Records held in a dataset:
========
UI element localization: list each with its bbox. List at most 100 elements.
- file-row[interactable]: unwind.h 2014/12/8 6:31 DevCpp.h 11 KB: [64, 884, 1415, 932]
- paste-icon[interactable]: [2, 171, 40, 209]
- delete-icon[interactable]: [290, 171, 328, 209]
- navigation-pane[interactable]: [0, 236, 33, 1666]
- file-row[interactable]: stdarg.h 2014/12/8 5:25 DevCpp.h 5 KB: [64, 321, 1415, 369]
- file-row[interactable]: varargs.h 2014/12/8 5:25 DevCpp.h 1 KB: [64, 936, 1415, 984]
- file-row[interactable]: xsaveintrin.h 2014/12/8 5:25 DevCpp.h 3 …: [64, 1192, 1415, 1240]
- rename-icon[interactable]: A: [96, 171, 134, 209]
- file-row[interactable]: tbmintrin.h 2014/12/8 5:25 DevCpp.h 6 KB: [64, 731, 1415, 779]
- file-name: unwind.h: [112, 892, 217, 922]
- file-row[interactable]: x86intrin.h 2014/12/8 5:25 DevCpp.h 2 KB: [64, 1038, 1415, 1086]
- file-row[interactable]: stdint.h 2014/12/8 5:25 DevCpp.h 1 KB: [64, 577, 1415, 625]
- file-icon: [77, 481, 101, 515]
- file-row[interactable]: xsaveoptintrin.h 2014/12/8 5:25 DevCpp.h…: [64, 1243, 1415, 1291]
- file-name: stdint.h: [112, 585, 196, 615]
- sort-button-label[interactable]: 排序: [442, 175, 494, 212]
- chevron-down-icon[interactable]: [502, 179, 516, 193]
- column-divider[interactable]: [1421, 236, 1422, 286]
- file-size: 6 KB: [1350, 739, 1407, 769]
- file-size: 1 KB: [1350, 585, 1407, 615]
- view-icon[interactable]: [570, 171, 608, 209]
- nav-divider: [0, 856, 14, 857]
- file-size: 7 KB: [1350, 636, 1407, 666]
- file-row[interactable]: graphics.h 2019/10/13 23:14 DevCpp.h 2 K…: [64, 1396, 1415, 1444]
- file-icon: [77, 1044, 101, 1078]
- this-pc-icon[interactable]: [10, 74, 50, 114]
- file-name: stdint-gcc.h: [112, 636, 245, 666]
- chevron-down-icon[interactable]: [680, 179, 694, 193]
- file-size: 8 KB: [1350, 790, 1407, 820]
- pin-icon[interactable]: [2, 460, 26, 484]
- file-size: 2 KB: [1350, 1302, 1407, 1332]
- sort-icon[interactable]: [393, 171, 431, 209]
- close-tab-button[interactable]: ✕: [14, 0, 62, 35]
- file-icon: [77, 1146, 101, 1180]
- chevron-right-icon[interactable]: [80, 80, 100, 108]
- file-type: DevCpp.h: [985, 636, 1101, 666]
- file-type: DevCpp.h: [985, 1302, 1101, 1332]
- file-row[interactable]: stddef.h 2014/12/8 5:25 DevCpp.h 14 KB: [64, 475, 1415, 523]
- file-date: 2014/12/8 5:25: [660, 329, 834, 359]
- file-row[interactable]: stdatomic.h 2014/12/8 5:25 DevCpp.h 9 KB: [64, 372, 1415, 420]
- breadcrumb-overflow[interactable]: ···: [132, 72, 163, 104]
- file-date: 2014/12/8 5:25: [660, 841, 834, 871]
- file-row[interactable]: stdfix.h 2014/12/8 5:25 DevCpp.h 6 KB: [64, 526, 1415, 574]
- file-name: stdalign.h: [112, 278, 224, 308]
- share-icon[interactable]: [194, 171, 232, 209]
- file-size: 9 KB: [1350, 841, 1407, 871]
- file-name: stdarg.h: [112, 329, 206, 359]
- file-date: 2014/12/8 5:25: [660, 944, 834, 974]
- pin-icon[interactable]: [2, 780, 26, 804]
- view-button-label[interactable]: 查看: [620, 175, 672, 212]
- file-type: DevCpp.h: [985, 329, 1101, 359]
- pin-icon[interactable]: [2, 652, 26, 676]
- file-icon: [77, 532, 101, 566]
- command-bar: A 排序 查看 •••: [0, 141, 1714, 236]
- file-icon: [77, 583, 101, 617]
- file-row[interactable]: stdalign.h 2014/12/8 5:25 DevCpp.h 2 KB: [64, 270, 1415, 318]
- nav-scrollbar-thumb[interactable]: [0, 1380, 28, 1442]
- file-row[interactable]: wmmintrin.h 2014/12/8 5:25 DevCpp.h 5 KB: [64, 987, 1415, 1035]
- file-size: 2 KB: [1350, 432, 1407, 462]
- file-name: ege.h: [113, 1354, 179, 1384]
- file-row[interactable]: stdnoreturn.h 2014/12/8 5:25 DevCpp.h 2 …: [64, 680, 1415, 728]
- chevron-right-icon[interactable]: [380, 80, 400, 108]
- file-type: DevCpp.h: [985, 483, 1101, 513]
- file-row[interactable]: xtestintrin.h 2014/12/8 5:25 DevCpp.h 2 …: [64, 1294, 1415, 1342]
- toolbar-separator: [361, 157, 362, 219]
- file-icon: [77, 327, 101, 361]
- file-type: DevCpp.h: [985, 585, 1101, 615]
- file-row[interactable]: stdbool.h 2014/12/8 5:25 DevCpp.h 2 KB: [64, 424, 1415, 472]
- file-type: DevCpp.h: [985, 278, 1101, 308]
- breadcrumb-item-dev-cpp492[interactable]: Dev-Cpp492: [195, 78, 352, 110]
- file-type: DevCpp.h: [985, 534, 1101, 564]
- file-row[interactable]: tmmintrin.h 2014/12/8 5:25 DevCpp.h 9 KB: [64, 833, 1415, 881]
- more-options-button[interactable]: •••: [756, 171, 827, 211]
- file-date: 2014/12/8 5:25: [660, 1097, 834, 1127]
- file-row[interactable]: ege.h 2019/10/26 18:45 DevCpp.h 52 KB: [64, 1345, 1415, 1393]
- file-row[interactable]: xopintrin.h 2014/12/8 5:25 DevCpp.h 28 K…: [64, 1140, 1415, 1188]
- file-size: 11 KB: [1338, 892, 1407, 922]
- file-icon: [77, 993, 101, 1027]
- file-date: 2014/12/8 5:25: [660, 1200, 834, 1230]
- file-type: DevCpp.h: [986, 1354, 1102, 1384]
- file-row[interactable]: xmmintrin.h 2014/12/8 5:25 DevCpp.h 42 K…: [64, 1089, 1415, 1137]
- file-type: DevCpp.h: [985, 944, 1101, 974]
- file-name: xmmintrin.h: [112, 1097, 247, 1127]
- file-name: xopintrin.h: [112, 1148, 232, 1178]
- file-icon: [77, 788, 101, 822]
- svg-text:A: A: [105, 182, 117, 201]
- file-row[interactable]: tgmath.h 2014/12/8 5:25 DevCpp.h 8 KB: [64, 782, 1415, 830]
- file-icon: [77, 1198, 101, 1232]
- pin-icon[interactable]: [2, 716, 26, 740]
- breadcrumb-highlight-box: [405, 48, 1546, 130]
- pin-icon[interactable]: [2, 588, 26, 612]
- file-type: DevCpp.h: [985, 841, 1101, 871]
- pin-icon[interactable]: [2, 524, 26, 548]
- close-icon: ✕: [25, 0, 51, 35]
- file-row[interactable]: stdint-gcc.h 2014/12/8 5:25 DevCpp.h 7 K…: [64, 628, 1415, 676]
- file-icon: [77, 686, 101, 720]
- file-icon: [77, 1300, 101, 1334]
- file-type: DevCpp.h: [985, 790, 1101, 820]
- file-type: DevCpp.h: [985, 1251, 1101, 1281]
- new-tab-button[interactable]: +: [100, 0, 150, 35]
========
### TASK TO CARRY OUT
Turn every one of these records into a Markdown table with the columns "Row" and "Line," numbering each line and skipping any blank lines.

### CORRECT ANSWER
| Row | Line |
|---|---|
| 1 | UI element localization: list each with its bbox. List at most 100 elements. |
| 2 | - file-row[interactable]: unwind.h 2014/12/8 6:31 DevCpp.h 11 KB: [64, 884, 1415, 932] |
| 3 | - paste-icon[interactable]: [2, 171, 40, 209] |
| 4 | - delete-icon[interactable]: [290, 171, 328, 209] |
| 5 | - navigation-pane[interactable]: [0, 236, 33, 1666] |
| 6 | - file-row[interactable]: stdarg.h 2014/12/8 5:25 DevCpp.h 5 KB: [64, 321, 1415, 369] |
| 7 | - file-row[interactable]: varargs.h 2014/12/8 5:25 DevCpp.h 1 KB: [64, 936, 1415, 984] |
| 8 | - file-row[interactable]: xsaveintrin.h 2014/12/8 5:25 DevCpp.h 3 …: [64, 1192, 1415, 1240] |
| 9 | - rename-icon[interactable]: A: [96, 171, 134, 209] |
| 10 | - file-row[interactable]: tbmintrin.h 2014/12/8 5:25 DevCpp.h 6 KB: [64, 731, 1415, 779] |
| 11 | - file-name: unwind.h: [112, 892, 217, 922] |
| 12 | - file-row[interactable]: x86intrin.h 2014/12/8 5:25 DevCpp.h 2 KB: [64, 1038, 1415, 1086] |
| 13 | - file-row[interactable]: stdint.h 2014/12/8 5:25 DevCpp.h 1 KB: [64, 577, 1415, 625] |
| 14 | - file-icon: [77, 481, 101, 515] |
| 15 | - file-row[interactable]: xsaveoptintrin.h 2014/12/8 5:25 DevCpp.h…: [64, 1243, 1415, 1291] |
| 16 | - file-name: stdint.h: [112, 585, 196, 615] |
| 17 | - sort-button-label[interactable]: 排序: [442, 175, 494, 212] |
| 18 | - chevron-down-icon[interactable]: [502, 179, 516, 193] |
| 19 | - column-divider[interactable]: [1421, 236, 1422, 286] |
| 20 | - file-size: 6 KB: [1350, 739, 1407, 769] |
| 21 | - file-size: 1 KB: [1350, 585, 1407, 615] |
| 22 | - view-icon[interactable]: [570, 171, 608, 209] |
| 23 | - nav-divider: [0, 856, 14, 857] |
| 24 | - file-size: 7 KB: [1350, 636, 1407, 666] |
| 25 | - file-row[interactable]: graphics.h 2019/10/13 23:14 DevCpp.h 2 K…: [64, 1396, 1415, 1444] |
| 26 | - file-icon: [77, 1044, 101, 1078] |
| 27 | - this-pc-icon[interactable]: [10, 74, 50, 114] |
| 28 | - file-name: stdint-gcc.h: [112, 636, 245, 666] |
| 29 | - chevron-down-icon[interactable]: [680, 179, 694, 193] |
| 30 | - file-size: 8 KB: [1350, 790, 1407, 820] |
| 31 | - pin-icon[interactable]: [2, 460, 26, 484] |
| 32 | - file-size: 2 KB: [1350, 1302, 1407, 1332] |
| 33 | - sort-icon[interactable]: [393, 171, 431, 209] |
| 34 | - close-tab-button[interactable]: ✕: [14, 0, 62, 35] |
| 35 | - file-icon: [77, 1146, 101, 1180] |
| 36 | - chevron-right-icon[interactable]: [80, 80, 100, 108] |
| 37 | - file-type: DevCpp.h: [985, 636, 1101, 666] |
| 38 | - file-type: DevCpp.h: [985, 1302, 1101, 1332] |
| 39 | - file-row[interactable]: stddef.h 2014/12/8 5:25 DevCpp.h 14 KB: [64, 475, 1415, 523] |
| 40 | - file-date: 2014/12/8 5:25: [660, 329, 834, 359] |
| 41 | - file-row[interactable]: stdatomic.h 2014/12/8 5:25 DevCpp.h 9 KB: [64, 372, 1415, 420] |
| 42 | - breadcrumb-overflow[interactable]: ···: [132, 72, 163, 104] |
| 43 | - file-date: 2014/12/8 5:25: [660, 841, 834, 871] |
| 44 | - file-row[interactable]: stdfix.h 2014/12/8 5:25 DevCpp.h 6 KB: [64, 526, 1415, 574] |
| 45 | - file-name: stdalign.h: [112, 278, 224, 308] |
| 46 | - share-icon[interactable]: [194, 171, 232, 209] |
| 47 | - file-size: 9 KB: [1350, 841, 1407, 871] |
| 48 | - file-name: stdarg.h: [112, 329, 206, 359] |
| 49 | - file-date: 2014/12/8 5:25: [660, 944, 834, 974] |
| 50 | - pin-icon[interactable]: [2, 780, 26, 804] |
| 51 | - view-button-label[interactable]: 查看: [620, 175, 672, 212] |
| 52 | - file-type: DevCpp.h: [985, 329, 1101, 359] |
| 53 | - pin-icon[interactable]: [2, 652, 26, 676] |
| 54 | - file-icon: [77, 532, 101, 566] |
| 55 | - command-bar: A 排序 查看 •••: [0, 141, 1714, 236] |
| 56 | - file-icon: [77, 583, 101, 617] |
| 57 | - file-row[interactable]: stdalign.h 2014/12/8 5:25 DevCpp.h 2 KB: [64, 270, 1415, 318] |
| 58 | - nav-scrollbar-thumb[interactable]: [0, 1380, 28, 1442] |
| 59 | - file-row[interactable]: wmmintrin.h 2014/12/8 5:25 DevCpp.h 5 KB: [64, 987, 1415, 1035] |
| 60 | - file-size: 2 KB: [1350, 432, 1407, 462] |
| 61 | - file-name: ege.h: [113, 1354, 179, 1384] |
| 62 | - file-row[interactable]: stdnoreturn.h 2014/12/8 5:25 DevCpp.h 2 …: [64, 680, 1415, 728] |
| 63 | - chevron-right-icon[interactable]: [380, 80, 400, 108] |
| 64 | - file-type: DevCpp.h: [985, 483, 1101, 513] |
| 65 | - file-row[interactable]: xtestintrin.h 2014/12/8 5:25 DevCpp.h 2 …: [64, 1294, 1415, 1342] |
| 66 | - toolbar-separator: [361, 157, 362, 219] |
| 67 | - file-icon: [77, 327, 101, 361] |
| 68 | - file-type: DevCpp.h: [985, 585, 1101, 615] |
| 69 | - file-row[interactable]: stdbool.h 2014/12/8 5:25 DevCpp.h 2 KB: [64, 424, 1415, 472] |
| 70 | - file-type: DevCpp.h: [985, 278, 1101, 308] |
| 71 | - breadcrumb-item-dev-cpp492[interactable]: Dev-Cpp492: [195, 78, 352, 110] |
| 72 | - file-type: DevCpp.h: [985, 534, 1101, 564] |
| 73 | - file-row[interactable]: tmmintrin.h 2014/12/8 5:25 DevCpp.h 9 KB: [64, 833, 1415, 881] |
| 74 | - more-options-button[interactable]: •••: [756, 171, 827, 211] |
| 75 | - file-date: 2014/12/8 5:25: [660, 1097, 834, 1127] |
| 76 | - file-row[interactable]: ege.h 2019/10/26 18:45 DevCpp.h 52 KB: [64, 1345, 1415, 1393] |
| 77 | - file-row[interactable]: xopintrin.h 2014/12/8 5:25 DevCpp.h 28 K…: [64, 1140, 1415, 1188] |
| 78 | - file-size: 11 KB: [1338, 892, 1407, 922] |
| 79 | - file-icon: [77, 993, 101, 1027] |
| 80 | - file-date: 2014/12/8 5:25: [660, 1200, 834, 1230] |
| 81 | - file-type: DevCpp.h: [986, 1354, 1102, 1384] |
| 82 | - file-row[interactable]: xmmintrin.h 2014/12/8 5:25 DevCpp.h 42 K…: [64, 1089, 1415, 1137] |
| 83 | - file-type: DevCpp.h: [985, 944, 1101, 974] |
| 84 | - file-name: xmmintrin.h: [112, 1097, 247, 1127] |
| 85 | - file-name: xopintrin.h: [112, 1148, 232, 1178] |
| 86 | - file-icon: [77, 788, 101, 822] |
| 87 | - svg-text:A: A: [105, 182, 117, 201] |
| 88 | - file-row[interactable]: tgmath.h 2014/12/8 5:25 DevCpp.h 8 KB: [64, 782, 1415, 830] |
| 89 | - file-icon: [77, 1198, 101, 1232] |
| 90 | - pin-icon[interactable]: [2, 716, 26, 740] |
| 91 | - breadcrumb-highlight-box: [405, 48, 1546, 130] |
| 92 | - pin-icon[interactable]: [2, 588, 26, 612] |
| 93 | - file-type: DevCpp.h: [985, 841, 1101, 871] |
| 94 | - pin-icon[interactable]: [2, 524, 26, 548] |
| 95 | - close-icon: ✕: [25, 0, 51, 35] |
| 96 | - file-row[interactable]: stdint-gcc.h 2014/12/8 5:25 DevCpp.h 7 K…: [64, 628, 1415, 676] |
| 97 | - file-icon: [77, 686, 101, 720] |
| 98 | - file-icon: [77, 1300, 101, 1334] |
| 99 | - file-type: DevCpp.h: [985, 790, 1101, 820] |
| 100 | - file-type: DevCpp.h: [985, 1251, 1101, 1281] |
| 101 | - new-tab-button[interactable]: +: [100, 0, 150, 35] |